====== Dataset ======
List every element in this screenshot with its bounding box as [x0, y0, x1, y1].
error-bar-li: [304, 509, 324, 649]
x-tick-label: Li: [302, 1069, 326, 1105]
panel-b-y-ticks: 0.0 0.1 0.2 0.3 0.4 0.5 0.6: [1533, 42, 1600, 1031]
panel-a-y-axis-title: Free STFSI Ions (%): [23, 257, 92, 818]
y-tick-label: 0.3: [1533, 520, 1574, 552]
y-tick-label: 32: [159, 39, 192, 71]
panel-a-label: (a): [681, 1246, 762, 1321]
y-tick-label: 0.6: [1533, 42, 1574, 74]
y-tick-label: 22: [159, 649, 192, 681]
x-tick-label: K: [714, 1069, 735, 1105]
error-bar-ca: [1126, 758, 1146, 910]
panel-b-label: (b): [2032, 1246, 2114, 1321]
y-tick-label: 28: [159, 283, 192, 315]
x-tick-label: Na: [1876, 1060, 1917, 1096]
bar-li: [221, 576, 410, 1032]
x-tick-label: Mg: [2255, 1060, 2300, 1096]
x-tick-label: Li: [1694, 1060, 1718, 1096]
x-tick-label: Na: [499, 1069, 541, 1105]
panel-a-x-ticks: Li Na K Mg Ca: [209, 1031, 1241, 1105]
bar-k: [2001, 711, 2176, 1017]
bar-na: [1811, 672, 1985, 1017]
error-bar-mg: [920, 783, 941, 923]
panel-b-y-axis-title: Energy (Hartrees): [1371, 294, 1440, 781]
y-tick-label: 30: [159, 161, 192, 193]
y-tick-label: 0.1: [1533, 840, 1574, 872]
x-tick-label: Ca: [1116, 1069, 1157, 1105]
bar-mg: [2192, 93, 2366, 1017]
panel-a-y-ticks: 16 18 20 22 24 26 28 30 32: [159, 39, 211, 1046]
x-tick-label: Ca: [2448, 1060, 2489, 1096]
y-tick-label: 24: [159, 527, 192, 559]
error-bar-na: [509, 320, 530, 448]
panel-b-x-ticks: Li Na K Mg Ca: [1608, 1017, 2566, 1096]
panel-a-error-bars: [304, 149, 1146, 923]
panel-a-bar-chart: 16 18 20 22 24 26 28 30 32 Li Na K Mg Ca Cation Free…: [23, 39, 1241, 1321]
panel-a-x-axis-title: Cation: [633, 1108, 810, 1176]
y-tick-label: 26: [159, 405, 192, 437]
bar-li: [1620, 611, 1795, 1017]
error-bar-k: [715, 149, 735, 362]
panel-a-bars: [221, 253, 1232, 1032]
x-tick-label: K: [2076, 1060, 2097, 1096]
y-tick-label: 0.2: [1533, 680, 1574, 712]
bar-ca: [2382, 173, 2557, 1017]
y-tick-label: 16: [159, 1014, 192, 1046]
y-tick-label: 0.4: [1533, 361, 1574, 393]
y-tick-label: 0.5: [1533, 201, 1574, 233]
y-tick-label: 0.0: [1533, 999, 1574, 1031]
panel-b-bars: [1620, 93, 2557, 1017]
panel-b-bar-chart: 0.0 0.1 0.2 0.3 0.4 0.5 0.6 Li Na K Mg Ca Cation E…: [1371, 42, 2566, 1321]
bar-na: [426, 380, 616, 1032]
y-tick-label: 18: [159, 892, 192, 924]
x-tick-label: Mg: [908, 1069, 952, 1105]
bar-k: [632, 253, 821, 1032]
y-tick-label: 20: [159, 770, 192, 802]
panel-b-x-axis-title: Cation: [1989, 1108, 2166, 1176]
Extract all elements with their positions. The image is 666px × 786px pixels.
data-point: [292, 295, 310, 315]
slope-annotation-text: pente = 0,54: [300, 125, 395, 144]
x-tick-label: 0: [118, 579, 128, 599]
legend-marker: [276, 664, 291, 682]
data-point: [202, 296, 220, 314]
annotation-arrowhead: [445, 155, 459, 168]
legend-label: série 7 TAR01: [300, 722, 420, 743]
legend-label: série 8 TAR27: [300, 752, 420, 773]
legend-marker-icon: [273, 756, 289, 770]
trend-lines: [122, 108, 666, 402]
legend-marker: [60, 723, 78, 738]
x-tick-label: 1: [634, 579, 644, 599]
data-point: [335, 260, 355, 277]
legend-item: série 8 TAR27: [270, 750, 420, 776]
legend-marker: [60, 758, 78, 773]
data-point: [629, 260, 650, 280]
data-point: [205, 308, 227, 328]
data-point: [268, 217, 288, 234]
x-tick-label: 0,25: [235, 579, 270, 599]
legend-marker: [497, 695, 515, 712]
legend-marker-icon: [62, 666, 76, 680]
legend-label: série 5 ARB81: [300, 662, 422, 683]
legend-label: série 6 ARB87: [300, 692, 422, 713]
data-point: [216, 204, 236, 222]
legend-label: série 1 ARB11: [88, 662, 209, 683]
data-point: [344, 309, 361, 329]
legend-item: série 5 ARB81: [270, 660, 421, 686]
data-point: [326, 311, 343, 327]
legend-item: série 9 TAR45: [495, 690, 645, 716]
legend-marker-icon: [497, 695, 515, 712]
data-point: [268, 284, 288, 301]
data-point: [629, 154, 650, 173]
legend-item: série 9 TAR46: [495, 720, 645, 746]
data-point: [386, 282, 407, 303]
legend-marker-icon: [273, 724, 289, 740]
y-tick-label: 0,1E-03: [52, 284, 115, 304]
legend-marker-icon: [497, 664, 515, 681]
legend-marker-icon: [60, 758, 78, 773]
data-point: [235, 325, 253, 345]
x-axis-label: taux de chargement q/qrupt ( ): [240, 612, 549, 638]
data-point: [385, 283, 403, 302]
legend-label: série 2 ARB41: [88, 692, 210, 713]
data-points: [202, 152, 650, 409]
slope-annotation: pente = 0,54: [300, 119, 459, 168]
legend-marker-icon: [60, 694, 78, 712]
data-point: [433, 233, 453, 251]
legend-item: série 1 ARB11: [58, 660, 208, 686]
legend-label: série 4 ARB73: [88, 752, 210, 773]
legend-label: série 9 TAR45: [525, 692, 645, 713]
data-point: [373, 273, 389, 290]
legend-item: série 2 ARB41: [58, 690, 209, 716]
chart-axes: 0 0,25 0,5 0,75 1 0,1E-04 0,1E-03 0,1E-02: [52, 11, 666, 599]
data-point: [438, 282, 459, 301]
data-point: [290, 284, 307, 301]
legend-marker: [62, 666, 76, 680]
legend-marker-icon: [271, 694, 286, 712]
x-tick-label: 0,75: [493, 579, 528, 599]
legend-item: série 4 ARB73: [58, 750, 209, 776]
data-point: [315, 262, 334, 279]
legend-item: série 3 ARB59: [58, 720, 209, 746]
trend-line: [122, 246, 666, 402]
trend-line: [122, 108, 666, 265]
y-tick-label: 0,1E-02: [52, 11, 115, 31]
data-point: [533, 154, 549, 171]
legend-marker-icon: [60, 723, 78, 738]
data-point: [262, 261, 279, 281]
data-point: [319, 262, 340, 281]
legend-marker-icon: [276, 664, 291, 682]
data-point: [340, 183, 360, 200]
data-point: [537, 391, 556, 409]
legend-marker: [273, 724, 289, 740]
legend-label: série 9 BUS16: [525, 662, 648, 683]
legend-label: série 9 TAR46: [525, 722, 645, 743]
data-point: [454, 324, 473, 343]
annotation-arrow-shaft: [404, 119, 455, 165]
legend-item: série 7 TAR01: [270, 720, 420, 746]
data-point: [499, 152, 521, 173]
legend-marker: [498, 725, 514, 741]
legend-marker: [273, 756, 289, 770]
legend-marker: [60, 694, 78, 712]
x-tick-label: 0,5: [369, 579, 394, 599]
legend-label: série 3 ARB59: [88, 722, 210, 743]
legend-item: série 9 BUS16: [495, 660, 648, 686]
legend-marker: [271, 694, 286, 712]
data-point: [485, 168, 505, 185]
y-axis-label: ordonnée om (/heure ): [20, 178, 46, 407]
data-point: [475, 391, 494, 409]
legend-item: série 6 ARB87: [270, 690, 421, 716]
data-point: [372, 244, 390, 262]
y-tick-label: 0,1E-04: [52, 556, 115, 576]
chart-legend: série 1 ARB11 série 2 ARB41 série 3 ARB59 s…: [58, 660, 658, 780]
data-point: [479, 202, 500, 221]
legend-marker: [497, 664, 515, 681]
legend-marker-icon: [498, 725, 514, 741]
======
● Exercise brief
Could you write out only the records starting at their beginning and ending at the line that contains "panel-a-error-bars: [304, 149, 1146, 923]", switching every "x-tick-label" to "category-label" and leaving everything else unchanged?

● Exercise solution
List every element in this screenshot with its bounding box as [x0, y0, x1, y1].
error-bar-li: [304, 509, 324, 649]
category-label: Li: [302, 1069, 326, 1105]
panel-b-y-ticks: 0.0 0.1 0.2 0.3 0.4 0.5 0.6: [1533, 42, 1600, 1031]
panel-a-y-axis-title: Free STFSI Ions (%): [23, 257, 92, 818]
y-tick-label: 0.3: [1533, 520, 1574, 552]
y-tick-label: 32: [159, 39, 192, 71]
panel-a-label: (a): [681, 1246, 762, 1321]
y-tick-label: 0.6: [1533, 42, 1574, 74]
y-tick-label: 22: [159, 649, 192, 681]
category-label: K: [714, 1069, 735, 1105]
error-bar-ca: [1126, 758, 1146, 910]
panel-b-label: (b): [2032, 1246, 2114, 1321]
y-tick-label: 28: [159, 283, 192, 315]
category-label: Na: [1876, 1060, 1917, 1096]
bar-li: [221, 576, 410, 1032]
category-label: Mg: [2255, 1060, 2300, 1096]
category-label: Li: [1694, 1060, 1718, 1096]
category-label: Na: [499, 1069, 541, 1105]
panel-a-x-ticks: Li Na K Mg Ca: [209, 1031, 1241, 1105]
bar-k: [2001, 711, 2176, 1017]
bar-na: [1811, 672, 1985, 1017]
error-bar-mg: [920, 783, 941, 923]
panel-b-y-axis-title: Energy (Hartrees): [1371, 294, 1440, 781]
y-tick-label: 30: [159, 161, 192, 193]
y-tick-label: 0.1: [1533, 840, 1574, 872]
category-label: Ca: [1116, 1069, 1157, 1105]
bar-mg: [2192, 93, 2366, 1017]
panel-a-y-ticks: 16 18 20 22 24 26 28 30 32: [159, 39, 211, 1046]
category-label: Ca: [2448, 1060, 2489, 1096]
y-tick-label: 24: [159, 527, 192, 559]
error-bar-na: [509, 320, 530, 448]
panel-b-x-ticks: Li Na K Mg Ca: [1608, 1017, 2566, 1096]
panel-a-error-bars: [304, 149, 1146, 923]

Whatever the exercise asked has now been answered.